### To do
Examine each line of the data. Copy those that contain the string "Diameter".
— start Records —
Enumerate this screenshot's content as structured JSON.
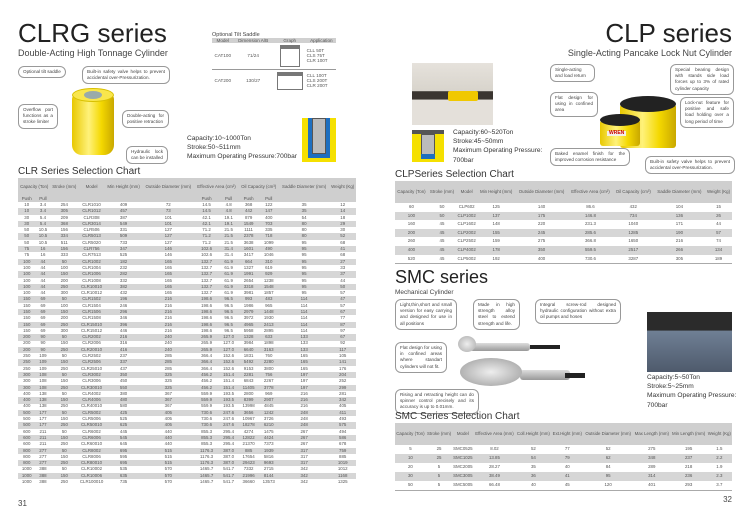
{
  "left": {
    "title": "CLRG series",
    "subtitle": "Double-Acting High Tonnage Cylinder",
    "callouts": [
      "Optional tilt saddle",
      "Built-in safety valve helps to prevent accidental over-Pressurization.",
      "Overflow port functions as a stroke limiter",
      "Double-acting for positive retraction",
      "Hydraulic lock can be installed"
    ],
    "tilt_saddle": {
      "title": "Optional Tilt Saddle",
      "headers": [
        "Model",
        "Dimension A/B",
        "Graph",
        "Application"
      ],
      "rows": [
        {
          "model": "CAT100",
          "dim": "71/24",
          "app": [
            "CLL 50T",
            "CLS 75T",
            "CLR 100T"
          ]
        },
        {
          "model": "CAT200",
          "dim": "130/27",
          "app": [
            "CLL 100T",
            "CLS 200T",
            "CLR 200T"
          ]
        }
      ]
    },
    "specs": [
      "Capacity:10~1000Ton",
      "Stroke:50~511mm",
      "Maximum Operating Pressure:700bar"
    ],
    "chart_title": "CLR Series Selection Chart",
    "headers": {
      "capacity": "Capacity (Ton)",
      "stroke": "Stroke (mm)",
      "model": "Model",
      "min_height": "Min Height (mm)",
      "od": "Outside Diameter (mm)",
      "area": "Effective Area (cm²)",
      "oil": "Oil Capacity (cm³)",
      "saddle": "Saddle Diameter (mm)",
      "weight": "Weight (Kg)",
      "push": "Push",
      "pull": "Pull"
    },
    "rows": [
      [
        "10",
        "3.4",
        "254",
        "CLR1010",
        "409",
        "72",
        "14.5",
        "4.8",
        "368",
        "122",
        "35",
        "12"
      ],
      [
        "10",
        "3.4",
        "305",
        "CLR1012",
        "457",
        "73",
        "14.5",
        "4.8",
        "442",
        "147",
        "35",
        "14"
      ],
      [
        "30",
        "5.4",
        "209",
        "CLR308",
        "387",
        "101",
        "42.1",
        "19.1",
        "879",
        "400",
        "54",
        "18"
      ],
      [
        "30",
        "5.4",
        "368",
        "CLR3014",
        "549",
        "101",
        "42.1",
        "19.1",
        "1549",
        "703",
        "80",
        "29"
      ],
      [
        "50",
        "10.5",
        "156",
        "CLR506",
        "331",
        "127",
        "71.2",
        "21.5",
        "1111",
        "335",
        "80",
        "30"
      ],
      [
        "50",
        "10.5",
        "334",
        "CLR5013",
        "509",
        "127",
        "71.2",
        "21.5",
        "2378",
        "718",
        "80",
        "52"
      ],
      [
        "50",
        "10.5",
        "511",
        "CLR5020",
        "733",
        "127",
        "71.2",
        "21.5",
        "3638",
        "1099",
        "95",
        "68"
      ],
      [
        "75",
        "16",
        "156",
        "CLR756",
        "347",
        "146",
        "102.6",
        "31.4",
        "1601",
        "490",
        "95",
        "41"
      ],
      [
        "75",
        "16",
        "333",
        "CLR7513",
        "525",
        "146",
        "102.6",
        "31.4",
        "3417",
        "1046",
        "95",
        "68"
      ],
      [
        "100",
        "44",
        "50",
        "CLR1002",
        "182",
        "165",
        "132.7",
        "61.9",
        "664",
        "310",
        "95",
        "27"
      ],
      [
        "100",
        "44",
        "100",
        "CLR1004",
        "232",
        "165",
        "132.7",
        "61.9",
        "1327",
        "619",
        "95",
        "33"
      ],
      [
        "100",
        "44",
        "150",
        "CLR1006",
        "282",
        "165",
        "132.7",
        "61.9",
        "1991",
        "929",
        "95",
        "37"
      ],
      [
        "100",
        "44",
        "200",
        "CLR1008",
        "332",
        "165",
        "132.7",
        "61.9",
        "2654",
        "1238",
        "95",
        "44"
      ],
      [
        "100",
        "44",
        "250",
        "CLR10010",
        "382",
        "165",
        "132.7",
        "61.9",
        "3318",
        "1548",
        "95",
        "50"
      ],
      [
        "100",
        "44",
        "300",
        "CLR10012",
        "432",
        "165",
        "132.7",
        "61.9",
        "3981",
        "1857",
        "95",
        "57"
      ],
      [
        "150",
        "69",
        "50",
        "CLR1502",
        "196",
        "216",
        "198.6",
        "96.5",
        "993",
        "483",
        "114",
        "47"
      ],
      [
        "150",
        "69",
        "100",
        "CLR1504",
        "246",
        "216",
        "198.6",
        "96.5",
        "1986",
        "965",
        "114",
        "57"
      ],
      [
        "150",
        "69",
        "150",
        "CLR1506",
        "296",
        "216",
        "198.6",
        "96.5",
        "2979",
        "1448",
        "114",
        "67"
      ],
      [
        "150",
        "69",
        "200",
        "CLR1508",
        "346",
        "216",
        "198.6",
        "96.5",
        "3972",
        "1930",
        "114",
        "77"
      ],
      [
        "150",
        "69",
        "250",
        "CLR15010",
        "396",
        "216",
        "198.6",
        "96.5",
        "4965",
        "2413",
        "114",
        "87"
      ],
      [
        "150",
        "69",
        "300",
        "CLR15012",
        "446",
        "216",
        "198.6",
        "96.5",
        "5958",
        "2895",
        "114",
        "97"
      ],
      [
        "200",
        "90",
        "50",
        "CLR2002",
        "216",
        "240",
        "265.9",
        "127.0",
        "1328",
        "633",
        "133",
        "67"
      ],
      [
        "200",
        "90",
        "150",
        "CLR2006",
        "316",
        "240",
        "265.9",
        "127.0",
        "3984",
        "1898",
        "133",
        "92"
      ],
      [
        "200",
        "90",
        "250",
        "CLR20010",
        "416",
        "240",
        "265.9",
        "127.0",
        "6640",
        "3163",
        "133",
        "117"
      ],
      [
        "250",
        "109",
        "50",
        "CLR2502",
        "237",
        "285",
        "366.4",
        "152.6",
        "1831",
        "760",
        "165",
        "105"
      ],
      [
        "250",
        "109",
        "150",
        "CLR2506",
        "337",
        "285",
        "366.4",
        "152.6",
        "5492",
        "2280",
        "165",
        "141"
      ],
      [
        "250",
        "109",
        "250",
        "CLR25010",
        "437",
        "285",
        "366.4",
        "152.6",
        "9153",
        "3800",
        "165",
        "176"
      ],
      [
        "300",
        "108",
        "50",
        "CLR3002",
        "350",
        "325",
        "456.2",
        "151.4",
        "2281",
        "756",
        "197",
        "204"
      ],
      [
        "300",
        "108",
        "150",
        "CLR3006",
        "450",
        "325",
        "456.2",
        "151.4",
        "6843",
        "2267",
        "197",
        "252"
      ],
      [
        "300",
        "108",
        "250",
        "CLR30010",
        "550",
        "325",
        "456.2",
        "151.4",
        "11405",
        "3778",
        "197",
        "299"
      ],
      [
        "400",
        "138",
        "50",
        "CLR4002",
        "380",
        "367",
        "559.9",
        "193.5",
        "2800",
        "969",
        "216",
        "281"
      ],
      [
        "400",
        "138",
        "150",
        "CLR4006",
        "480",
        "367",
        "559.9",
        "193.5",
        "8399",
        "2907",
        "216",
        "342"
      ],
      [
        "400",
        "138",
        "250",
        "CLR40010",
        "580",
        "367",
        "559.9",
        "193.5",
        "13998",
        "4845",
        "216",
        "405"
      ],
      [
        "500",
        "177",
        "50",
        "CLR5002",
        "425",
        "405",
        "730.6",
        "247.6",
        "3656",
        "1242",
        "248",
        "411"
      ],
      [
        "500",
        "177",
        "150",
        "CLR5006",
        "525",
        "405",
        "730.6",
        "247.6",
        "10967",
        "3726",
        "248",
        "493"
      ],
      [
        "500",
        "177",
        "250",
        "CLR50010",
        "625",
        "405",
        "730.6",
        "247.6",
        "18278",
        "6210",
        "248",
        "575"
      ],
      [
        "600",
        "211",
        "50",
        "CLR6002",
        "445",
        "440",
        "855.3",
        "295.4",
        "4274",
        "1475",
        "267",
        "494"
      ],
      [
        "600",
        "211",
        "150",
        "CLR6006",
        "545",
        "440",
        "855.3",
        "295.4",
        "12822",
        "4424",
        "267",
        "586"
      ],
      [
        "600",
        "211",
        "250",
        "CLR60010",
        "645",
        "440",
        "855.3",
        "295.4",
        "21370",
        "7373",
        "267",
        "678"
      ],
      [
        "800",
        "277",
        "50",
        "CLR8002",
        "695",
        "515",
        "1176.3",
        "387.0",
        "885",
        "1939",
        "317",
        "759"
      ],
      [
        "800",
        "277",
        "150",
        "CLR8006",
        "595",
        "515",
        "1176.3",
        "387.0",
        "17654",
        "5816",
        "317",
        "885"
      ],
      [
        "800",
        "277",
        "250",
        "CLR80010",
        "695",
        "515",
        "1176.3",
        "387.0",
        "29423",
        "9693",
        "317",
        "1019"
      ],
      [
        "1000",
        "388",
        "50",
        "CLR10002",
        "535",
        "570",
        "1465.7",
        "541.7",
        "7332",
        "2715",
        "342",
        "1012"
      ],
      [
        "1000",
        "388",
        "150",
        "CLR10006",
        "635",
        "570",
        "1465.7",
        "541.7",
        "21996",
        "8144",
        "342",
        "1168"
      ],
      [
        "1000",
        "388",
        "250",
        "CLR100010",
        "735",
        "570",
        "1465.7",
        "541.7",
        "36660",
        "13573",
        "342",
        "1325"
      ]
    ],
    "page_number": "31"
  },
  "right": {
    "clp": {
      "title": "CLP series",
      "subtitle": "Single-Acting Pancake Lock Nut Cylinder",
      "callouts": [
        "Single-acting and load return",
        "Special bearing design with stands side load forces up to 3% of rated cylinder capacity",
        "Flat design for using in confined area",
        "Lock-nut feature for positive and safe load holding over a long period of time",
        "Baked enamel finish for the improved corrosion resistance",
        "Built-in safety valve helps to prevent accidental over-Pressurization."
      ],
      "brand": "WREN",
      "specs": [
        "Capacity:60~520Ton",
        "Stroke:45~50mm",
        "Maximum Operating Pressure:",
        "700bar"
      ],
      "chart_title": "CLPSeries Selection Chart",
      "headers": [
        "Capacity (Ton)",
        "Stroke (mm)",
        "Model",
        "Min Height (mm)",
        "Outside Diameter (mm)",
        "Effective Area (cm²)",
        "Oil Capacity (cm³)",
        "Saddle Diameter (mm)",
        "Weight (Kg)"
      ],
      "rows": [
        [
          "60",
          "50",
          "CLP602",
          "125",
          "140",
          "86.6",
          "432",
          "104",
          "15"
        ],
        [
          "100",
          "50",
          "CLP1002",
          "137",
          "175",
          "146.8",
          "734",
          "136",
          "26"
        ],
        [
          "160",
          "45",
          "CLP1602",
          "148",
          "220",
          "231.3",
          "1040",
          "171",
          "44"
        ],
        [
          "200",
          "45",
          "CLP2002",
          "155",
          "245",
          "285.6",
          "1285",
          "190",
          "57"
        ],
        [
          "260",
          "45",
          "CLP2502",
          "159",
          "275",
          "366.8",
          "1650",
          "216",
          "74"
        ],
        [
          "400",
          "45",
          "CLP4002",
          "178",
          "350",
          "559.5",
          "2517",
          "266",
          "134"
        ],
        [
          "520",
          "45",
          "CLP5002",
          "192",
          "400",
          "730.6",
          "3287",
          "305",
          "189"
        ]
      ]
    },
    "smc": {
      "title": "SMC series",
      "subtitle": "Mechanical Cylinder",
      "callouts": [
        "Light,thin,short and small version for easy carrying and designed for use in all positions",
        "Made in high strength alloy steel to extend strength and life.",
        "Integral screw-rod designed hydraulic configuration without extra oil pumps and hoses",
        "Flat design for using in confined areas where standart cylinders will not fit.",
        "Rising and retracting height can do spinner control precisely and its accuracy is up to 0.01mm."
      ],
      "specs": [
        "Capacity:5~50Ton",
        "Stroke:5~25mm",
        "Maximum Operating Pressure:",
        "700bar"
      ],
      "chart_title": "SMC Series Selection Chart",
      "headers": [
        "Capacity (Ton)",
        "Stroke (mm)",
        "Model",
        "Effective Area (mm)",
        "Coll.Height (mm)",
        "Ext.Hight (mm)",
        "Outside Diameter (mm)",
        "Max Length (mm)",
        "Min Length (mm)",
        "Weight (Kg)"
      ],
      "rows": [
        [
          "5",
          "25",
          "SMC0525",
          "8.02",
          "52",
          "77",
          "52",
          "275",
          "195",
          "1.5"
        ],
        [
          "10",
          "25",
          "SMC1025",
          "13.85",
          "54",
          "79",
          "62",
          "348",
          "237",
          "2.2"
        ],
        [
          "20",
          "5",
          "SMC2005",
          "28.27",
          "35",
          "40",
          "84",
          "289",
          "218",
          "1.9"
        ],
        [
          "30",
          "5",
          "SMC3005",
          "38.49",
          "36",
          "41",
          "95",
          "314",
          "236",
          "2.3"
        ],
        [
          "50",
          "5",
          "SMC5005",
          "66.48",
          "40",
          "45",
          "120",
          "401",
          "293",
          "3.7"
        ]
      ]
    },
    "page_number": "32"
  },
  "colors": {
    "table_header": "#cfcfcf",
    "stripe": "#d6d6d6",
    "cylinder_yellow": "#f4d800"
  }
}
— end Records —
### Solution for this task
      "od": "Outside Diameter (mm)",
      "saddle": "Saddle Diameter (mm)",
        "Outside Diameter (mm)",
        "Saddle Diameter (mm)",
        "Outside Diameter (mm)",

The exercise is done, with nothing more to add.